Exercise description | Examine the material below. Gather every line in which the string "XX县区连兴建设有限责任公司" appears.
---+---
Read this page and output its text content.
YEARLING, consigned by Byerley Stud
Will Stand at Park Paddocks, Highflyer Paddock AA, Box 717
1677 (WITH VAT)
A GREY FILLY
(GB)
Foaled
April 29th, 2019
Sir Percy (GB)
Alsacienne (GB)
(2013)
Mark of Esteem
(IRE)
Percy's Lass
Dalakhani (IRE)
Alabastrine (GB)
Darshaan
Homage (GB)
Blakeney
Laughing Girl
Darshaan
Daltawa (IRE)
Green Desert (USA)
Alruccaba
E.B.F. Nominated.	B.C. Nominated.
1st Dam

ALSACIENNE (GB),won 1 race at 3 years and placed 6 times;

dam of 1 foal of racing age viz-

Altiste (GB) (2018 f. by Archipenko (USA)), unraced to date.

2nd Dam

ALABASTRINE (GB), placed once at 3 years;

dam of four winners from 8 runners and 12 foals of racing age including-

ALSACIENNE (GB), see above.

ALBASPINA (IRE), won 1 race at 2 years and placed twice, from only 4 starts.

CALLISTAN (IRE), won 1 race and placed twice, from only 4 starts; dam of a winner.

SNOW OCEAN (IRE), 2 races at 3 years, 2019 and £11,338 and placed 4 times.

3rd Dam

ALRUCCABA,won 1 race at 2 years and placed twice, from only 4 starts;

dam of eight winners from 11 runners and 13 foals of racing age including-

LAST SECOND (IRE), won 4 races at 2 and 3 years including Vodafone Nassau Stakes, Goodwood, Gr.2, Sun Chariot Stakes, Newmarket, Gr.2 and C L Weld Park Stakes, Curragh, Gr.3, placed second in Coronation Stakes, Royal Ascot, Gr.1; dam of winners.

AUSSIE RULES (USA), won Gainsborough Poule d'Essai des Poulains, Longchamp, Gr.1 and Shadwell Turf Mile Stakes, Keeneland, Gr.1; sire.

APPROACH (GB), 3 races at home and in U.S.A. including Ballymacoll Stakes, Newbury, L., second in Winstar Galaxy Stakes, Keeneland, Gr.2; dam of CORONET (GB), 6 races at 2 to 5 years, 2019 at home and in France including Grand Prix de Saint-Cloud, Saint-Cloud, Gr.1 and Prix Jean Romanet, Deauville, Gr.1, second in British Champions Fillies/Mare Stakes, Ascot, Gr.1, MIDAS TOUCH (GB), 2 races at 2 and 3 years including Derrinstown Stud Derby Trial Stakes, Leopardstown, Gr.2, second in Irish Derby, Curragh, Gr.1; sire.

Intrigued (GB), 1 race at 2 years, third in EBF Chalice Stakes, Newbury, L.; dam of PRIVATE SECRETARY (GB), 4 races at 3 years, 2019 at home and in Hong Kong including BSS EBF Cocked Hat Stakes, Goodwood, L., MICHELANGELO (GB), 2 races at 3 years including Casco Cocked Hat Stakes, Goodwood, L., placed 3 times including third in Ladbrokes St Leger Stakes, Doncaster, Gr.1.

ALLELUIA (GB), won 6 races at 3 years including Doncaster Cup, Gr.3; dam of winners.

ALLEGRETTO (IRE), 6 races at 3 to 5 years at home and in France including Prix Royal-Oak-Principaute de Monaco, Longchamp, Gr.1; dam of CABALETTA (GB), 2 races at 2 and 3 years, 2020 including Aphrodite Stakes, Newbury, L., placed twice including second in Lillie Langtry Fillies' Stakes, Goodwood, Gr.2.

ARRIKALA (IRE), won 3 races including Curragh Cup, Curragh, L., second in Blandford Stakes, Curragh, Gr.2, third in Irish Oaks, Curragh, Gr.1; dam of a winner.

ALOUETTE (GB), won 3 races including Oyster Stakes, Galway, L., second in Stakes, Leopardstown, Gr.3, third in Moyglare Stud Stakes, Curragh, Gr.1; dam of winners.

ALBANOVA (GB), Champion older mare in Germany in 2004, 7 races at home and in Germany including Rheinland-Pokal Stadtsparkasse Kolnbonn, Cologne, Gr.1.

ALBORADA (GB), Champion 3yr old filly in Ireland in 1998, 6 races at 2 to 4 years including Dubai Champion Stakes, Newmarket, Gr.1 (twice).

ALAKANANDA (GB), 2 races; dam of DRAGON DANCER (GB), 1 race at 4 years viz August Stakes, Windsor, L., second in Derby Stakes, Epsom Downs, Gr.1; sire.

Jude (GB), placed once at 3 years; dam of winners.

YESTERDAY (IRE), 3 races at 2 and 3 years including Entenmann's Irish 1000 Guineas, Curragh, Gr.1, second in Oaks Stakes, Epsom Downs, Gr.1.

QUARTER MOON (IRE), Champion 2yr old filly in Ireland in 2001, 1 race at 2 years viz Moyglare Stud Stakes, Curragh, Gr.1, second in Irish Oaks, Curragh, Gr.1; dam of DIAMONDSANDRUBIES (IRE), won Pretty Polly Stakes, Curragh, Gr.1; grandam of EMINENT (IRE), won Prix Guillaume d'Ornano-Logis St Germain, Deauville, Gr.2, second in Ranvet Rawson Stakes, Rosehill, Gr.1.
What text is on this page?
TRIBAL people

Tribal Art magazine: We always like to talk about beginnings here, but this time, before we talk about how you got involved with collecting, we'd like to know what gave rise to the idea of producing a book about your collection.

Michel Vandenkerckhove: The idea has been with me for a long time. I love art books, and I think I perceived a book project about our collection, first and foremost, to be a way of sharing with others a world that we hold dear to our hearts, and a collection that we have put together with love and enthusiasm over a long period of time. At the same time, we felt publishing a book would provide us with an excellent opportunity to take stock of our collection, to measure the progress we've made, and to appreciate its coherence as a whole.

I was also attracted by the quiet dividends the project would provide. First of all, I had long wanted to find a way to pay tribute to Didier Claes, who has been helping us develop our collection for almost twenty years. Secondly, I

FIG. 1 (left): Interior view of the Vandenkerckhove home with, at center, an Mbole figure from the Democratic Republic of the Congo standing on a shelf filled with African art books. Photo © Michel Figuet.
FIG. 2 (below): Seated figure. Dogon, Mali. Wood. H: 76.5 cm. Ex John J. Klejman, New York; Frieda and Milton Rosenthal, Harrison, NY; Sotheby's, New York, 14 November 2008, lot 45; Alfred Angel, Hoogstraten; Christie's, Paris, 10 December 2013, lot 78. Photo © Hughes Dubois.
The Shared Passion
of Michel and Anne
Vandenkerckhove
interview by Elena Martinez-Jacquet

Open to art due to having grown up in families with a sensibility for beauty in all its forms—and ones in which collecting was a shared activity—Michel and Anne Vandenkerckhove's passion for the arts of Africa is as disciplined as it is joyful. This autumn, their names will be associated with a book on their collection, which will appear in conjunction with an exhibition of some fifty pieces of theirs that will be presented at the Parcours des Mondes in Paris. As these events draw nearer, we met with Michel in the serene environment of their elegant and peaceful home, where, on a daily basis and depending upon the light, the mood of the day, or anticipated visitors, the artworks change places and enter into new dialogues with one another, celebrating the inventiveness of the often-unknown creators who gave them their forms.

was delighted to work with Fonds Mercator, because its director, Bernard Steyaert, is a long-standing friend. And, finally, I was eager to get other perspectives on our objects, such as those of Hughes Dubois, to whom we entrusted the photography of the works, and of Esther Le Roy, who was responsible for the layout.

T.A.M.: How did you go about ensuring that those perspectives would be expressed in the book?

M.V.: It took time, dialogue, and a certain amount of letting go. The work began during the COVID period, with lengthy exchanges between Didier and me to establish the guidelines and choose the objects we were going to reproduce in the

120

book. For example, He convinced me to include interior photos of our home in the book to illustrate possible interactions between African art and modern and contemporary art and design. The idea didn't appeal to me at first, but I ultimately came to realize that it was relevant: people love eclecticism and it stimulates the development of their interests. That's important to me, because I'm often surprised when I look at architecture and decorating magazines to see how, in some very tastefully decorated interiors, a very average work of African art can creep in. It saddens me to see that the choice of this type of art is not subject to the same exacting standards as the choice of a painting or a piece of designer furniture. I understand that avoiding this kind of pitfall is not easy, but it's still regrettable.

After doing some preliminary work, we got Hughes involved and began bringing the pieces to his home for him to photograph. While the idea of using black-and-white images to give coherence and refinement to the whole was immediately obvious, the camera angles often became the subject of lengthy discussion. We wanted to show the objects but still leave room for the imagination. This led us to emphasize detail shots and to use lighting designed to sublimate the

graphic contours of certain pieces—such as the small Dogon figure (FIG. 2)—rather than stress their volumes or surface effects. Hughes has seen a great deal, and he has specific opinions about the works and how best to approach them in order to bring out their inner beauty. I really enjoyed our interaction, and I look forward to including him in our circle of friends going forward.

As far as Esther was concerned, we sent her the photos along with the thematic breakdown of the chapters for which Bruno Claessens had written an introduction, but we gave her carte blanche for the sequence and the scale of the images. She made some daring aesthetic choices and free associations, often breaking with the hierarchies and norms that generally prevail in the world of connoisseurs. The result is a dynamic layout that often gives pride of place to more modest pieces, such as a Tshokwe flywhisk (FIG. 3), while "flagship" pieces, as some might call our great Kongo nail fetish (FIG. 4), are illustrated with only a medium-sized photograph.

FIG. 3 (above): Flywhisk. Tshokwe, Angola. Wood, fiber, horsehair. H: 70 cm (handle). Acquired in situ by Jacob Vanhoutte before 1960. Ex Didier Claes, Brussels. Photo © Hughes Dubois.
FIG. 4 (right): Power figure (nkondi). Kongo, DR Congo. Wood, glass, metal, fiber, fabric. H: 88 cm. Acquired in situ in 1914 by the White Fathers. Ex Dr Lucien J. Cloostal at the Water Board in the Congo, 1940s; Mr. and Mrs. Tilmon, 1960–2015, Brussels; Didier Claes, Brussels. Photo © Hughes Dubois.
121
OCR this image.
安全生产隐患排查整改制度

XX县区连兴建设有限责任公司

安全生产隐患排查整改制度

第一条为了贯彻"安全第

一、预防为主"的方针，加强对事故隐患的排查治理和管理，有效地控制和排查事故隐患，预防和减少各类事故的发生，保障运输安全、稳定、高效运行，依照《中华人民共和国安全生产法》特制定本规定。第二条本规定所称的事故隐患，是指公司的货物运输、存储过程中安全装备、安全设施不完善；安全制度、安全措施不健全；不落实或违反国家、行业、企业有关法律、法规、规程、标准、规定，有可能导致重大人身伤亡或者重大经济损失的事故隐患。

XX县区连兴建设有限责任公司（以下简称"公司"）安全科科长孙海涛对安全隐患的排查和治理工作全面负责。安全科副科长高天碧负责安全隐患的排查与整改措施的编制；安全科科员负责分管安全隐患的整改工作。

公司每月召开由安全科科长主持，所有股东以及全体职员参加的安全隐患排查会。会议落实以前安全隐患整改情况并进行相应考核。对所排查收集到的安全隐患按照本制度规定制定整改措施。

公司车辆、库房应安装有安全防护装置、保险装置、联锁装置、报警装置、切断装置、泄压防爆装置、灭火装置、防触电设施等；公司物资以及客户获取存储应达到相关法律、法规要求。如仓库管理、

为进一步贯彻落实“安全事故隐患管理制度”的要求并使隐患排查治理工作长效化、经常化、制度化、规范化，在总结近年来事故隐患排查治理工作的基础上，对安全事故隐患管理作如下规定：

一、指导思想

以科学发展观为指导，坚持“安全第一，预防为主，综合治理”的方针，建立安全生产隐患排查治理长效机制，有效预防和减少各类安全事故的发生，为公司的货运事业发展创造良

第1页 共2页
---+---
Result of this exercise |
XX县区连兴建设有限责任公司
XX县区连兴建设有限责任公司（以下简称"公司"）安全科科长孙海涛对安全隐患的排查和治理工作全面负责。安全科副科长高天碧负责安全隐患的排查与整改措施的编制；安全科科员负责分管安全隐患的整改工作。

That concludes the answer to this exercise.